▶ TASK INSTRUCTIONS
Repeat each entry word for word. Leave any images out of the copy.

▶ GIVEN DATA
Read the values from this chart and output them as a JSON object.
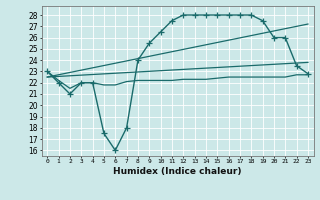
{
  "xlabel": "Humidex (Indice chaleur)",
  "ylabel": "",
  "xlim": [
    -0.5,
    23.5
  ],
  "ylim": [
    15.5,
    28.8
  ],
  "yticks": [
    16,
    17,
    18,
    19,
    20,
    21,
    22,
    23,
    24,
    25,
    26,
    27,
    28
  ],
  "xticks": [
    0,
    1,
    2,
    3,
    4,
    5,
    6,
    7,
    8,
    9,
    10,
    11,
    12,
    13,
    14,
    15,
    16,
    17,
    18,
    19,
    20,
    21,
    22,
    23
  ],
  "bg_color": "#cce8e8",
  "line_color": "#1a6b6b",
  "grid_color": "#b0d0d0",
  "series": [
    {
      "x": [
        0,
        1,
        2,
        3,
        4,
        5,
        6,
        7,
        8,
        9,
        10,
        11,
        12,
        13,
        14,
        15,
        16,
        17,
        18,
        19,
        20,
        21,
        22,
        23
      ],
      "y": [
        23,
        22,
        21,
        22,
        22,
        17.5,
        16,
        18,
        24,
        25.5,
        26.5,
        27.5,
        28,
        28,
        28,
        28,
        28,
        28,
        28,
        27.5,
        26,
        26,
        23.5,
        22.8
      ],
      "marker": "+",
      "markersize": 4,
      "linewidth": 1.0
    },
    {
      "x": [
        0,
        1,
        2,
        3,
        4,
        5,
        6,
        7,
        8,
        9,
        10,
        11,
        12,
        13,
        14,
        15,
        16,
        17,
        18,
        19,
        20,
        21,
        22,
        23
      ],
      "y": [
        23,
        22.2,
        21.5,
        22,
        22,
        21.8,
        21.8,
        22.1,
        22.2,
        22.2,
        22.2,
        22.2,
        22.3,
        22.3,
        22.3,
        22.4,
        22.5,
        22.5,
        22.5,
        22.5,
        22.5,
        22.5,
        22.7,
        22.7
      ],
      "marker": null,
      "markersize": 0,
      "linewidth": 0.9
    },
    {
      "x": [
        0,
        23
      ],
      "y": [
        22.5,
        23.8
      ],
      "marker": null,
      "markersize": 0,
      "linewidth": 0.9
    },
    {
      "x": [
        0,
        23
      ],
      "y": [
        22.5,
        27.2
      ],
      "marker": null,
      "markersize": 0,
      "linewidth": 0.9
    }
  ]
}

▶ COMPLETE RESPONSE
Read the values from this chart and output them as a JSON object.
{
  "xlabel": "Humidex (Indice chaleur)",
  "ylabel": "",
  "xlim": [
    -0.5,
    23.5
  ],
  "ylim": [
    15.5,
    28.8
  ],
  "yticks": [
    16,
    17,
    18,
    19,
    20,
    21,
    22,
    23,
    24,
    25,
    26,
    27,
    28
  ],
  "xticks": [
    0,
    1,
    2,
    3,
    4,
    5,
    6,
    7,
    8,
    9,
    10,
    11,
    12,
    13,
    14,
    15,
    16,
    17,
    18,
    19,
    20,
    21,
    22,
    23
  ],
  "bg_color": "#cce8e8",
  "line_color": "#1a6b6b",
  "grid_color": "#b0d0d0",
  "series": [
    {
      "x": [
        0,
        1,
        2,
        3,
        4,
        5,
        6,
        7,
        8,
        9,
        10,
        11,
        12,
        13,
        14,
        15,
        16,
        17,
        18,
        19,
        20,
        21,
        22,
        23
      ],
      "y": [
        23,
        22,
        21,
        22,
        22,
        17.5,
        16,
        18,
        24,
        25.5,
        26.5,
        27.5,
        28,
        28,
        28,
        28,
        28,
        28,
        28,
        27.5,
        26,
        26,
        23.5,
        22.8
      ],
      "marker": "+",
      "markersize": 4,
      "linewidth": 1.0
    },
    {
      "x": [
        0,
        1,
        2,
        3,
        4,
        5,
        6,
        7,
        8,
        9,
        10,
        11,
        12,
        13,
        14,
        15,
        16,
        17,
        18,
        19,
        20,
        21,
        22,
        23
      ],
      "y": [
        23,
        22.2,
        21.5,
        22,
        22,
        21.8,
        21.8,
        22.1,
        22.2,
        22.2,
        22.2,
        22.2,
        22.3,
        22.3,
        22.3,
        22.4,
        22.5,
        22.5,
        22.5,
        22.5,
        22.5,
        22.5,
        22.7,
        22.7
      ],
      "marker": null,
      "markersize": 0,
      "linewidth": 0.9
    },
    {
      "x": [
        0,
        23
      ],
      "y": [
        22.5,
        23.8
      ],
      "marker": null,
      "markersize": 0,
      "linewidth": 0.9
    },
    {
      "x": [
        0,
        23
      ],
      "y": [
        22.5,
        27.2
      ],
      "marker": null,
      "markersize": 0,
      "linewidth": 0.9
    }
  ]
}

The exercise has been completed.